___ DATASET EXCERPTS ___

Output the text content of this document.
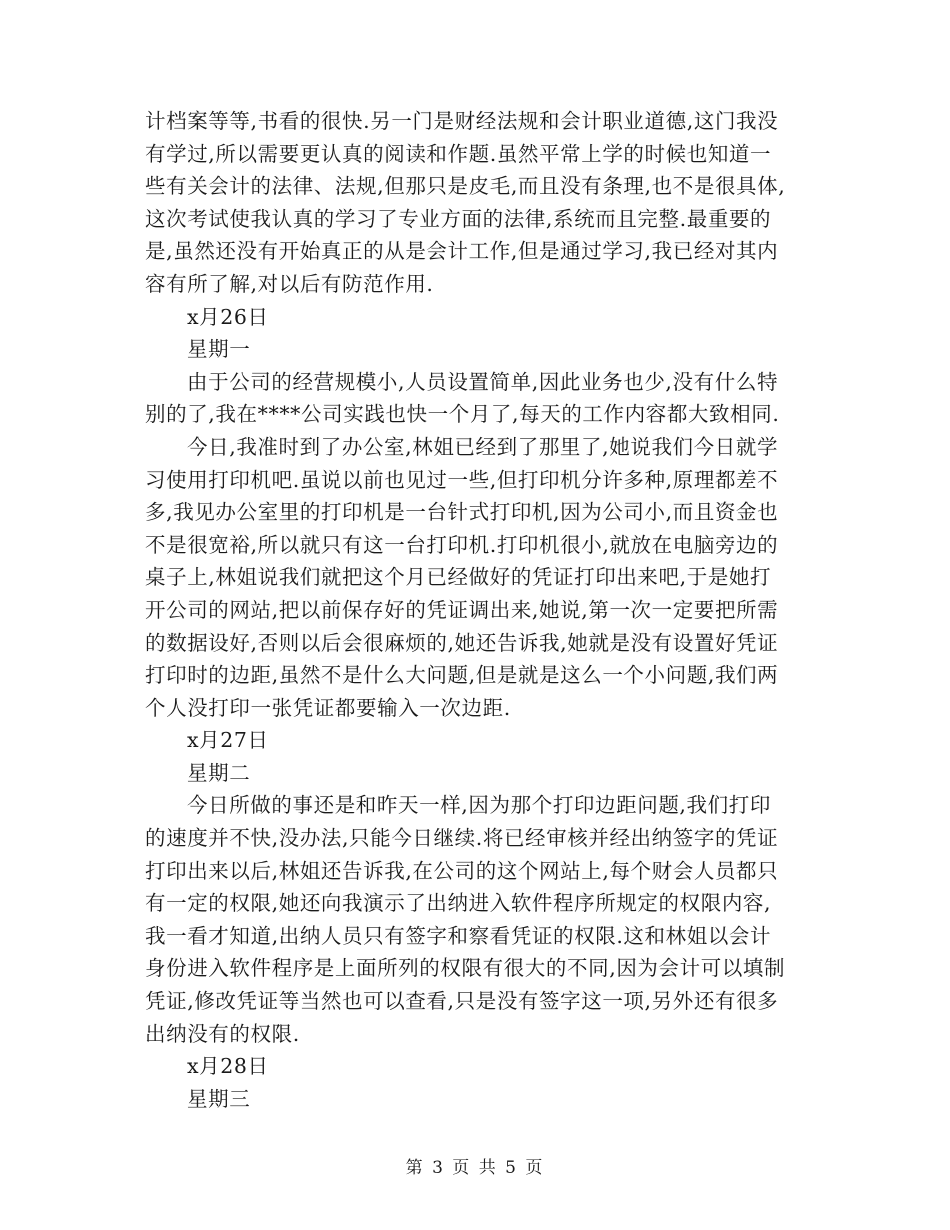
计档案等等,书看的很快.另一门是财经法规和会计职业道德,这门我没
有学过,所以需要更认真的阅读和作题.虽然平常上学的时候也知道一
些有关会计的法律、法规,但那只是皮毛,而且没有条理,也不是很具体,
这次考试使我认真的学习了专业方面的法律,系统而且完整.最重要的
是,虽然还没有开始真正的从是会计工作,但是通过学习,我已经对其内
容有所了解,对以后有防范作用.
x月26日
星期一
由于公司的经营规模小,人员设置简单,因此业务也少,没有什么特
别的了,我在****公司实践也快一个月了,每天的工作内容都大致相同.
今日,我准时到了办公室,林姐已经到了那里了,她说我们今日就学
习使用打印机吧.虽说以前也见过一些,但打印机分许多种,原理都差不
多,我见办公室里的打印机是一台针式打印机,因为公司小,而且资金也
不是很宽裕,所以就只有这一台打印机.打印机很小,就放在电脑旁边的
桌子上,林姐说我们就把这个月已经做好的凭证打印出来吧,于是她打
开公司的网站,把以前保存好的凭证调出来,她说,第一次一定要把所需
的数据设好,否则以后会很麻烦的,她还告诉我,她就是没有设置好凭证
打印时的边距,虽然不是什么大问题,但是就是这么一个小问题,我们两
个人没打印一张凭证都要输入一次边距.
x月27日
星期二
今日所做的事还是和昨天一样,因为那个打印边距问题,我们打印
的速度并不快,没办法,只能今日继续.将已经审核并经出纳签字的凭证
打印出来以后,林姐还告诉我,在公司的这个网站上,每个财会人员都只
有一定的权限,她还向我演示了出纳进入软件程序所规定的权限内容,
我一看才知道,出纳人员只有签字和察看凭证的权限.这和林姐以会计
身份进入软件程序是上面所列的权限有很大的不同,因为会计可以填制
凭证,修改凭证等当然也可以查看,只是没有签字这一项,另外还有很多
出纳没有的权限.
x月28日
星期三
第 3 页 共 5 页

___

JOB: Above are records with pictures; repeat the records exactly and leave the pictures out.

REPLY:
Output the text content of this document.
计档案等等,书看的很快.另一门是财经法规和会计职业道德,这门我没
有学过,所以需要更认真的阅读和作题.虽然平常上学的时候也知道一
些有关会计的法律、法规,但那只是皮毛,而且没有条理,也不是很具体,
这次考试使我认真的学习了专业方面的法律,系统而且完整.最重要的
是,虽然还没有开始真正的从是会计工作,但是通过学习,我已经对其内
容有所了解,对以后有防范作用.
x月26日
星期一
由于公司的经营规模小,人员设置简单,因此业务也少,没有什么特
别的了,我在****公司实践也快一个月了,每天的工作内容都大致相同.
今日,我准时到了办公室,林姐已经到了那里了,她说我们今日就学
习使用打印机吧.虽说以前也见过一些,但打印机分许多种,原理都差不
多,我见办公室里的打印机是一台针式打印机,因为公司小,而且资金也
不是很宽裕,所以就只有这一台打印机.打印机很小,就放在电脑旁边的
桌子上,林姐说我们就把这个月已经做好的凭证打印出来吧,于是她打
开公司的网站,把以前保存好的凭证调出来,她说,第一次一定要把所需
的数据设好,否则以后会很麻烦的,她还告诉我,她就是没有设置好凭证
打印时的边距,虽然不是什么大问题,但是就是这么一个小问题,我们两
个人没打印一张凭证都要输入一次边距.
x月27日
星期二
今日所做的事还是和昨天一样,因为那个打印边距问题,我们打印
的速度并不快,没办法,只能今日继续.将已经审核并经出纳签字的凭证
打印出来以后,林姐还告诉我,在公司的这个网站上,每个财会人员都只
有一定的权限,她还向我演示了出纳进入软件程序所规定的权限内容,
我一看才知道,出纳人员只有签字和察看凭证的权限.这和林姐以会计
身份进入软件程序是上面所列的权限有很大的不同,因为会计可以填制
凭证,修改凭证等当然也可以查看,只是没有签字这一项,另外还有很多
出纳没有的权限.
x月28日
星期三
第 3 页 共 5 页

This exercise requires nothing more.